Task goal:
Of the lines in the data below, count the ones holding the string "Heir", and answer with that number only.

(Records from a dataset)
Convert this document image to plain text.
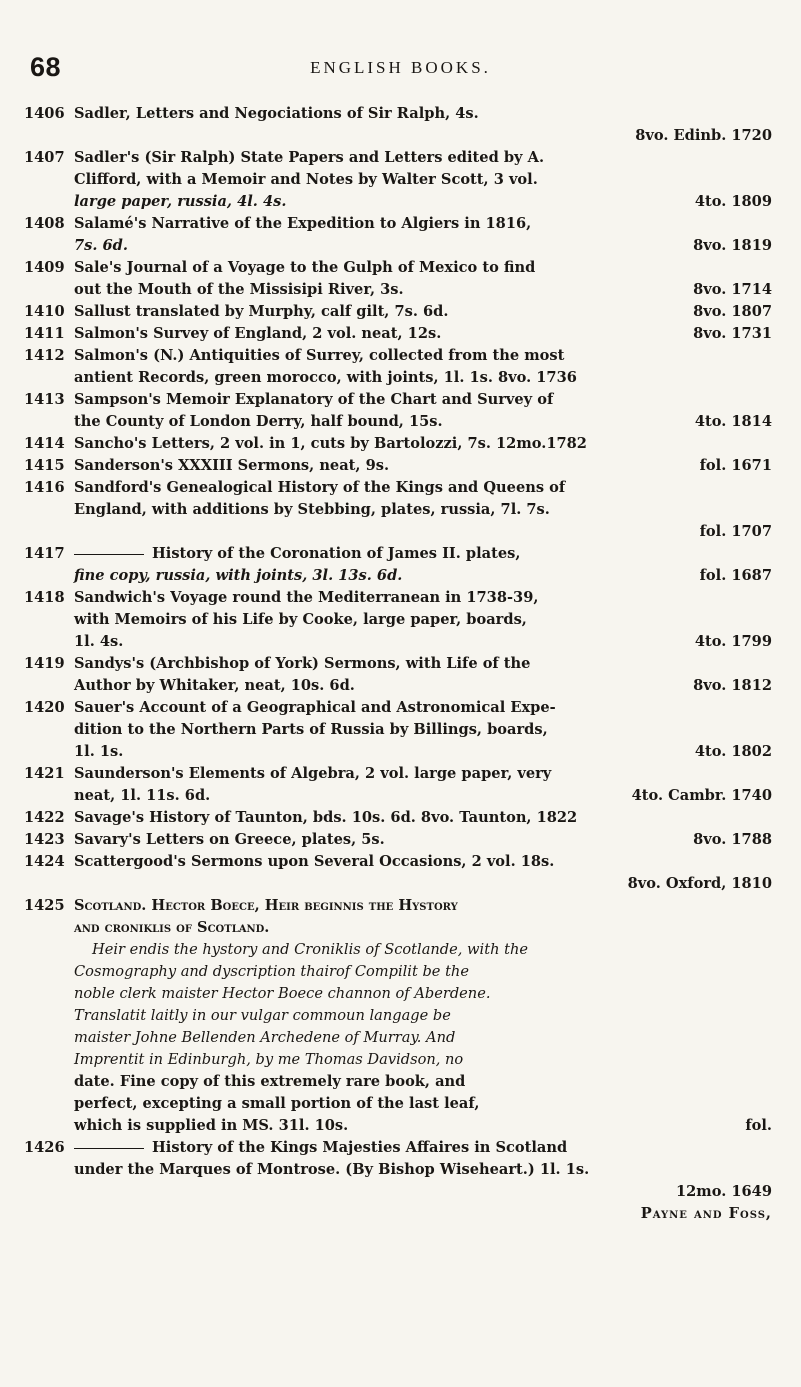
68	ENGLISH BOOKS.
1406 Sadler, Letters and Negociations of Sir Ralph, 4s.
8vo. Edinb. 1720
1407 Sadler's (Sir Ralph) State Papers and Letters edited by A.
Clifford, with a Memoir and Notes by Walter Scott, 3 vol.
large paper, russia, 4l. 4s.	4to. 1809
1408 Salamé's Narrative of the Expedition to Algiers in 1816,
7s. 6d.	8vo. 1819
1409 Sale's Journal of a Voyage to the Gulph of Mexico to find
out the Mouth of the Missisipi River, 3s.	8vo. 1714
1410 Sallust translated by Murphy, calf gilt, 7s. 6d.	8vo. 1807
1411 Salmon's Survey of England, 2 vol. neat, 12s.	8vo. 1731
1412 Salmon's (N.) Antiquities of Surrey, collected from the most
antient Records, green morocco, with joints, 1l. 1s. 8vo. 1736
1413 Sampson's Memoir Explanatory of the Chart and Survey of
the County of London Derry, half bound, 15s.	4to. 1814
1414 Sancho's Letters, 2 vol. in 1, cuts by Bartolozzi, 7s. 12mo.1782
1415 Sanderson's XXXIII Sermons, neat, 9s.	fol. 1671
1416 Sandford's Genealogical History of the Kings and Queens of
England, with additions by Stebbing, plates, russia, 7l. 7s.
fol. 1707
1417	History of the Coronation of James II. plates,
fine copy, russia, with joints, 3l. 13s. 6d.	fol. 1687
1418 Sandwich's Voyage round the Mediterranean in 1738-39,
with Memoirs of his Life by Cooke, large paper, boards,
1l. 4s.	4to. 1799
1419 Sandys's (Archbishop of York) Sermons, with Life of the
Author by Whitaker, neat, 10s. 6d.	8vo. 1812
1420 Sauer's Account of a Geographical and Astronomical Expe-
dition to the Northern Parts of Russia by Billings, boards,
1l. 1s.	4to. 1802
1421 Saunderson's Elements of Algebra, 2 vol. large paper, very
neat, 1l. 11s. 6d.	4to. Cambr. 1740
1422 Savage's History of Taunton, bds. 10s. 6d. 8vo. Taunton, 1822
1423 Savary's Letters on Greece, plates, 5s.	8vo. 1788
1424 Scattergood's Sermons upon Several Occasions, 2 vol. 18s.
8vo. Oxford, 1810
1425 Scotland. Hector Boece, Heir beginnis the Hystory
and croniklis of Scotland.
Heir endis the hystory and Croniklis of Scotlande, with the
Cosmography and dyscription thairof Compilit be the
noble clerk maister Hector Boece channon of Aberdene.
Translatit laitly in our vulgar commoun langage be
maister Johne Bellenden Archedene of Murray. And
Imprentit in Edinburgh, by me Thomas Davidson, no
date. Fine copy of this extremely rare book, and
perfect, excepting a small portion of the last leaf,
which is supplied in MS. 31l. 10s.	fol.
1426	History of the Kings Majesties Affaires in Scotland
under the Marques of Montrose. (By Bishop Wiseheart.) 1l. 1s.
12mo. 1649
Payne and Foss,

Exercise answer:
2